▶ _PROBLEM STATEMENT_: List each line holding the string "author".

........

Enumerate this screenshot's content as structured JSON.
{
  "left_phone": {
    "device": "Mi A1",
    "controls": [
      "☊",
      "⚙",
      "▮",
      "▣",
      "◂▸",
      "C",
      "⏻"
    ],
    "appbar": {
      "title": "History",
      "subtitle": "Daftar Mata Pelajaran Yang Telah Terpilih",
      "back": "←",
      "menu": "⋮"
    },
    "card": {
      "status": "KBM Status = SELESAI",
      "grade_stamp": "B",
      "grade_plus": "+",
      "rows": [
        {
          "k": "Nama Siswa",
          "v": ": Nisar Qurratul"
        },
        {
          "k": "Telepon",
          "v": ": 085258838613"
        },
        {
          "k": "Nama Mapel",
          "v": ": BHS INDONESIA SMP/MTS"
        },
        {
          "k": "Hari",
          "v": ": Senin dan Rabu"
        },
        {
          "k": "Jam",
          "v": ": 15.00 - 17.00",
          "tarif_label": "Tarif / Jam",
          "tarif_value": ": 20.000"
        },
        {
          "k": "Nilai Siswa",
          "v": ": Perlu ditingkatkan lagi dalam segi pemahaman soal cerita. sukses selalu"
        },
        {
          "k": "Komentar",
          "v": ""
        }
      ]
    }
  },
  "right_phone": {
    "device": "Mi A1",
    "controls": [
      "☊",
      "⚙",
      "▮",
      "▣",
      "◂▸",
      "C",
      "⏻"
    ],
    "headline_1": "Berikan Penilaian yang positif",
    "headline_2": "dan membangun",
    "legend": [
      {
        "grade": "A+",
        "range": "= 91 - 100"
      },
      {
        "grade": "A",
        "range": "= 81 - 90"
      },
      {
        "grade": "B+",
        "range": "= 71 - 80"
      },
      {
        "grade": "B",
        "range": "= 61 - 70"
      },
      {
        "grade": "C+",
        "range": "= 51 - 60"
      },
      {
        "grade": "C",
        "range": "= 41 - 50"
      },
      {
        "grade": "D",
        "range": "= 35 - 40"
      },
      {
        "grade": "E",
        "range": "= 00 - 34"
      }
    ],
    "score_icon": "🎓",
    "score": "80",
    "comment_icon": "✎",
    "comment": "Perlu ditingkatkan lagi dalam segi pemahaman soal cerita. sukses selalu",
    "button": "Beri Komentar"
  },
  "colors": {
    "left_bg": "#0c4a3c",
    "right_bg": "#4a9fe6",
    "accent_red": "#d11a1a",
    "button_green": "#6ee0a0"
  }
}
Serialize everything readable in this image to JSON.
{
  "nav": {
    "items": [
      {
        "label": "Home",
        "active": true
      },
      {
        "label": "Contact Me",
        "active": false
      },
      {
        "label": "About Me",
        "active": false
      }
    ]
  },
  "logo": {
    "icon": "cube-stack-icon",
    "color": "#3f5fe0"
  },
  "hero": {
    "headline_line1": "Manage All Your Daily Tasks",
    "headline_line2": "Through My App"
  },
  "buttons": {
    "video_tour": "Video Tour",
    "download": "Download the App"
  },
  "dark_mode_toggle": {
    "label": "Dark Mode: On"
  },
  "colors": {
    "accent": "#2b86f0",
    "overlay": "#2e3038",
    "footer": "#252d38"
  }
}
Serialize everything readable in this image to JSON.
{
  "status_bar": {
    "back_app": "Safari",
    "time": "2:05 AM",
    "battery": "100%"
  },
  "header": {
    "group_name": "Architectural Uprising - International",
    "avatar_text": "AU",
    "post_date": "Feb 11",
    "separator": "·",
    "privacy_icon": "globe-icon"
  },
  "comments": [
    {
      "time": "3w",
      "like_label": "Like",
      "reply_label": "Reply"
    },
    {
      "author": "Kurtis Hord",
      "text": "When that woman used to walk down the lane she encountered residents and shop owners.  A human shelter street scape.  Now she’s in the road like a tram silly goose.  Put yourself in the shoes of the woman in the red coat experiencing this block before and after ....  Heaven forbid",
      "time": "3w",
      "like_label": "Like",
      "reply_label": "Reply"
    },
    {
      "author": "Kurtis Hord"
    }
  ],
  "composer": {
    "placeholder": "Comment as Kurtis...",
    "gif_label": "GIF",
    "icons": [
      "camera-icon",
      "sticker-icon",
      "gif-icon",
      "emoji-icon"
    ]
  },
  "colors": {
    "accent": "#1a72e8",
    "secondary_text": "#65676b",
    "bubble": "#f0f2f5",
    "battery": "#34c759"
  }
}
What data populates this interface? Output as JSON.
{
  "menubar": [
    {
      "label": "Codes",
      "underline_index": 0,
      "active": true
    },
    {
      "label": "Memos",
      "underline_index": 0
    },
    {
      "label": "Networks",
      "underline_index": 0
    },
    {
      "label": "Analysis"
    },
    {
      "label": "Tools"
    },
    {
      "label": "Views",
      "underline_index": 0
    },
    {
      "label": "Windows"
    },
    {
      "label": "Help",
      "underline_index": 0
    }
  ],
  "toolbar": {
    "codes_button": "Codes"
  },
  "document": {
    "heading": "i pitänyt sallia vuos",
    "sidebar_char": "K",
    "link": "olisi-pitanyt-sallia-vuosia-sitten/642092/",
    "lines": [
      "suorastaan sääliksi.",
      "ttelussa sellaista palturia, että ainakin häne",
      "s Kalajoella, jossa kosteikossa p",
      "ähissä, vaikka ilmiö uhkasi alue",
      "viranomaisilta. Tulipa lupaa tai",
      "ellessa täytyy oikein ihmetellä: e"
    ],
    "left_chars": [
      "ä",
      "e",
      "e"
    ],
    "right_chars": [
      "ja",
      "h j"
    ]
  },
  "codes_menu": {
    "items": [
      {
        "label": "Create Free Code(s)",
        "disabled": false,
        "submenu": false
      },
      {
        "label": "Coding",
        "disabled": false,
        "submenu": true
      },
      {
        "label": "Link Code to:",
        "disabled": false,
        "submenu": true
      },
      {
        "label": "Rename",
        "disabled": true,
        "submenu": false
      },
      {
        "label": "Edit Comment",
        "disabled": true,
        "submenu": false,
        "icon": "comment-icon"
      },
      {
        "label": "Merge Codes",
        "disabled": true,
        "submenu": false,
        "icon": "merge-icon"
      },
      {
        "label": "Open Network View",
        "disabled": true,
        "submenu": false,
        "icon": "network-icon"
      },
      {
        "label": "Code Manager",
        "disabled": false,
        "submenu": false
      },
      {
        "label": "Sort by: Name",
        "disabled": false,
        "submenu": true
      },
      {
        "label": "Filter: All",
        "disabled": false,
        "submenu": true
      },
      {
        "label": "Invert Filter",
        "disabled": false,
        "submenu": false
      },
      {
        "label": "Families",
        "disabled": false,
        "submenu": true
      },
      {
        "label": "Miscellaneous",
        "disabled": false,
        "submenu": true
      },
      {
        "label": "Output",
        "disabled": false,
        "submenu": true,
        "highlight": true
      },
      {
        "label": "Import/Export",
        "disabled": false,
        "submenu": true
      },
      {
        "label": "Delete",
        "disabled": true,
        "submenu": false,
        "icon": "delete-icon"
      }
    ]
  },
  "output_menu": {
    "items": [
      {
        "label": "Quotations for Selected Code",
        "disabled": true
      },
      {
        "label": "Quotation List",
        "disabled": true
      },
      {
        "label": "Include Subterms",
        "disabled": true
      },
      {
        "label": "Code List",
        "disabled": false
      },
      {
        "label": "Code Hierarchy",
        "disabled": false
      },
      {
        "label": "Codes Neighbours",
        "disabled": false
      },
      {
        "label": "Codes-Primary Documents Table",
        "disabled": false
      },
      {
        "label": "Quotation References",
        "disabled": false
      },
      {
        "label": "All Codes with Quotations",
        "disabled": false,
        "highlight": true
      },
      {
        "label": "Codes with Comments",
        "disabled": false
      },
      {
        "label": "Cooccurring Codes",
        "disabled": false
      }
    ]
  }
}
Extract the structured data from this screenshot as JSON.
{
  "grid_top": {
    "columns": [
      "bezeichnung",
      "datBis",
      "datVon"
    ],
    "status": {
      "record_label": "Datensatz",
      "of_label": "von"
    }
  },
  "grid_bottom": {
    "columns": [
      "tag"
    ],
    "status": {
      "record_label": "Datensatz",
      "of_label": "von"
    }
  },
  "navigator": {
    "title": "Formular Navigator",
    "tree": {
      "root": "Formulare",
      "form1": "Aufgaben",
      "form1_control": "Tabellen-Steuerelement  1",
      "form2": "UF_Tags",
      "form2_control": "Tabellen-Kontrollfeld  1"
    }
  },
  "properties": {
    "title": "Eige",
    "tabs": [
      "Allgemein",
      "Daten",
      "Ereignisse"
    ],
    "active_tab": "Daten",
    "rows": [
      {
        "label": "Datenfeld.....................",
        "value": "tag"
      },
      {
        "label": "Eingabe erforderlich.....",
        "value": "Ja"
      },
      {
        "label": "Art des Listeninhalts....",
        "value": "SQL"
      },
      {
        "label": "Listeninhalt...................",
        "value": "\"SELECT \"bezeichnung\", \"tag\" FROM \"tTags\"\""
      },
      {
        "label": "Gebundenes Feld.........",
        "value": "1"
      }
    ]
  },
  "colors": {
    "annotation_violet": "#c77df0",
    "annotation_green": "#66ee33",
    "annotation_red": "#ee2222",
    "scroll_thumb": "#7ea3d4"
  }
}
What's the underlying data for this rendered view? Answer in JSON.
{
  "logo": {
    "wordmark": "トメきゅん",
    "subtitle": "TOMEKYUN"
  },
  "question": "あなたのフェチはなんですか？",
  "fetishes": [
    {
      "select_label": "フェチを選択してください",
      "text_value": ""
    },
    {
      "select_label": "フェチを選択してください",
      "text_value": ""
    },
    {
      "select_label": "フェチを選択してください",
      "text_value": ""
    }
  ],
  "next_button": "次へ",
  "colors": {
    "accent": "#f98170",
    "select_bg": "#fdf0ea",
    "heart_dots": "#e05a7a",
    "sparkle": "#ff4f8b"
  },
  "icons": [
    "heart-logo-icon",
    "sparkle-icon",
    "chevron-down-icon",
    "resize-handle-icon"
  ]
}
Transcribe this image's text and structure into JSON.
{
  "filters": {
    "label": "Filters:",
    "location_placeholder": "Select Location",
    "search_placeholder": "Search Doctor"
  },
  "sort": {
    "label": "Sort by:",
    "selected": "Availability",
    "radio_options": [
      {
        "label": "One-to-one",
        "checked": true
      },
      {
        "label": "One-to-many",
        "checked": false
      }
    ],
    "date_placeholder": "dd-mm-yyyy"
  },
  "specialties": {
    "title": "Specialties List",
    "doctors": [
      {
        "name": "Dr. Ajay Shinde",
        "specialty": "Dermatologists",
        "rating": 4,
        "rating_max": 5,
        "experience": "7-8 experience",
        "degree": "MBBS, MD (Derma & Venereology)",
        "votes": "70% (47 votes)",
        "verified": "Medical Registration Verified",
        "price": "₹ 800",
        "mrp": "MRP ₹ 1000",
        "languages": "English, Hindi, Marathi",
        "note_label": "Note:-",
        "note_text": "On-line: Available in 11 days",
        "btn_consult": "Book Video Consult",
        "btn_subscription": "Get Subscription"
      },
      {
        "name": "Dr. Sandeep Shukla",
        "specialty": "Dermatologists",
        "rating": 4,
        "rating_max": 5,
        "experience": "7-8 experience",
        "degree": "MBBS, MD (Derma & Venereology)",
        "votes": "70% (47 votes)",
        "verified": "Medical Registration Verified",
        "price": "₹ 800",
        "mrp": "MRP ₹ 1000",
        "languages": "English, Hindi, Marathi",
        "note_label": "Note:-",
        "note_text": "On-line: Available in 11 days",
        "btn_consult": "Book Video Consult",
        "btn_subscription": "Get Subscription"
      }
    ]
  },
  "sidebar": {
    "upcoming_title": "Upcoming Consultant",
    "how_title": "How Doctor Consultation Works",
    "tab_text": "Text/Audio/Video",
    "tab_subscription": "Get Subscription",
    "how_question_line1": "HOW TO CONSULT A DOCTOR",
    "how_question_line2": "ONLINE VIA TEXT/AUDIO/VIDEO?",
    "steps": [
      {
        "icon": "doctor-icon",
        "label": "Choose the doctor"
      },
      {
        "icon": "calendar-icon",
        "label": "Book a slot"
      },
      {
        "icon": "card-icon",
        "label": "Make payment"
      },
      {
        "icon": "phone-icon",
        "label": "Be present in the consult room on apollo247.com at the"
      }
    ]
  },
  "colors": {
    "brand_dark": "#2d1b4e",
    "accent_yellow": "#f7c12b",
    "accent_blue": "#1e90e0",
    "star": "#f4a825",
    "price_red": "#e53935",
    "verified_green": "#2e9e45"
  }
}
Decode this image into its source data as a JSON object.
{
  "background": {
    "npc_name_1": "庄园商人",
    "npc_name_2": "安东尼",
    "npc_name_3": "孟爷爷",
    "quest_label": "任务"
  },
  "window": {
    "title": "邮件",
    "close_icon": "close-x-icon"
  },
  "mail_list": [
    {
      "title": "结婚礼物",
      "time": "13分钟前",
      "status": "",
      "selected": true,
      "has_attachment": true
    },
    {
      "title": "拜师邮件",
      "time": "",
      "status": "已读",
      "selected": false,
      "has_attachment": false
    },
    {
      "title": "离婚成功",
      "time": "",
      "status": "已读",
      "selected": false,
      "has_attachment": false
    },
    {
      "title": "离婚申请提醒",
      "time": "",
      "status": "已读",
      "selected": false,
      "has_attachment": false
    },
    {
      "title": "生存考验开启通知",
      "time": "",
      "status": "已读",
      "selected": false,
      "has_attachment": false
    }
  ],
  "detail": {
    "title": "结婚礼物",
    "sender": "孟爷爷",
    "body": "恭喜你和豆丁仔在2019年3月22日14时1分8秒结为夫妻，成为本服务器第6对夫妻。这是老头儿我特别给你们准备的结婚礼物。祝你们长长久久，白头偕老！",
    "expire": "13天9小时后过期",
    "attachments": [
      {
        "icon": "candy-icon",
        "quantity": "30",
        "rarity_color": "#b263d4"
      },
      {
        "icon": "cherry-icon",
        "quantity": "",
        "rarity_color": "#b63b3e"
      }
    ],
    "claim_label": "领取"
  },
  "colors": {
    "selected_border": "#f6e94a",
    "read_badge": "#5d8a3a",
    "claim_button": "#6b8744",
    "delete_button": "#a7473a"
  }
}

........

▶ _PROBLEM SOLUTION_:
      "author": "Kurtis Hord",
      "author": "Kurtis Hord"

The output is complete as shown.